_Supplied data_.
[start]
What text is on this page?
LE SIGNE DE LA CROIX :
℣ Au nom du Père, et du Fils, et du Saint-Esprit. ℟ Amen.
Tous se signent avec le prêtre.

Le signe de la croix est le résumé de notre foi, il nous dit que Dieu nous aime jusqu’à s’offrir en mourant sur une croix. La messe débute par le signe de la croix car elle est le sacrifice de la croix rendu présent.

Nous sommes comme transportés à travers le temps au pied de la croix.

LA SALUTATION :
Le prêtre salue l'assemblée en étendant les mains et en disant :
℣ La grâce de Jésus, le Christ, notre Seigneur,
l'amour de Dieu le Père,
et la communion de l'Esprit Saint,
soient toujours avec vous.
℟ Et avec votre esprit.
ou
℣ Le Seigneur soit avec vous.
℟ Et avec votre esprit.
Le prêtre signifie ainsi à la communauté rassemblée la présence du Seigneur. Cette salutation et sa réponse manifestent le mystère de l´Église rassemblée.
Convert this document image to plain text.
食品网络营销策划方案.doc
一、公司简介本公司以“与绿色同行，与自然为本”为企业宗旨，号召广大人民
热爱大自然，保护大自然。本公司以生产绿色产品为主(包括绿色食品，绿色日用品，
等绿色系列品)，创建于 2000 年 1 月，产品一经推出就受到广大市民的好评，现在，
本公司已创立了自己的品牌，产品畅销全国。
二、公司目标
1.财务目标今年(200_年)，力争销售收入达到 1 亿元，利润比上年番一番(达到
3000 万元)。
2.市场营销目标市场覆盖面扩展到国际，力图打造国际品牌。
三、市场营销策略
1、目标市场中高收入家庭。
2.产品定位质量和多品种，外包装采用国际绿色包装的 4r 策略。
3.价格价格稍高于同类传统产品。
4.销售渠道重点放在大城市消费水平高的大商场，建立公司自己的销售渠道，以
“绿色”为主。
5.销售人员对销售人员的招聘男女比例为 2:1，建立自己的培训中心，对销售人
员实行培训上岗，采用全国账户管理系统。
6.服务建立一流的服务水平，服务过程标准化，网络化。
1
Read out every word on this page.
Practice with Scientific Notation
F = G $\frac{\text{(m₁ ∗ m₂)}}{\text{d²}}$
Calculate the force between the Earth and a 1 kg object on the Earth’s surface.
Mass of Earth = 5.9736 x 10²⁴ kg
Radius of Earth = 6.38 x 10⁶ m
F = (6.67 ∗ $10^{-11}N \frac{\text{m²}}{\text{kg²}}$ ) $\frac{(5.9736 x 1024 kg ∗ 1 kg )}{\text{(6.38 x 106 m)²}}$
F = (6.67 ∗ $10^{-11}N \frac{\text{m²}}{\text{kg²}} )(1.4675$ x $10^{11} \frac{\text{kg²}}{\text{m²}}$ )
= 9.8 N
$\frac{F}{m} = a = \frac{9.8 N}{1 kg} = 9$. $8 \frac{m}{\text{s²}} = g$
[end]
_What to work on_. From the entries above, copy out every line where the string "Seigneur" appears.

_Task answer_.
℣ La grâce de Jésus, le Christ, notre Seigneur,
℣ Le Seigneur soit avec vous.
Le prêtre signifie ainsi à la communauté rassemblée la présence du Seigneur. Cette salutation et sa réponse manifestent le mystère de l´Église rassemblée.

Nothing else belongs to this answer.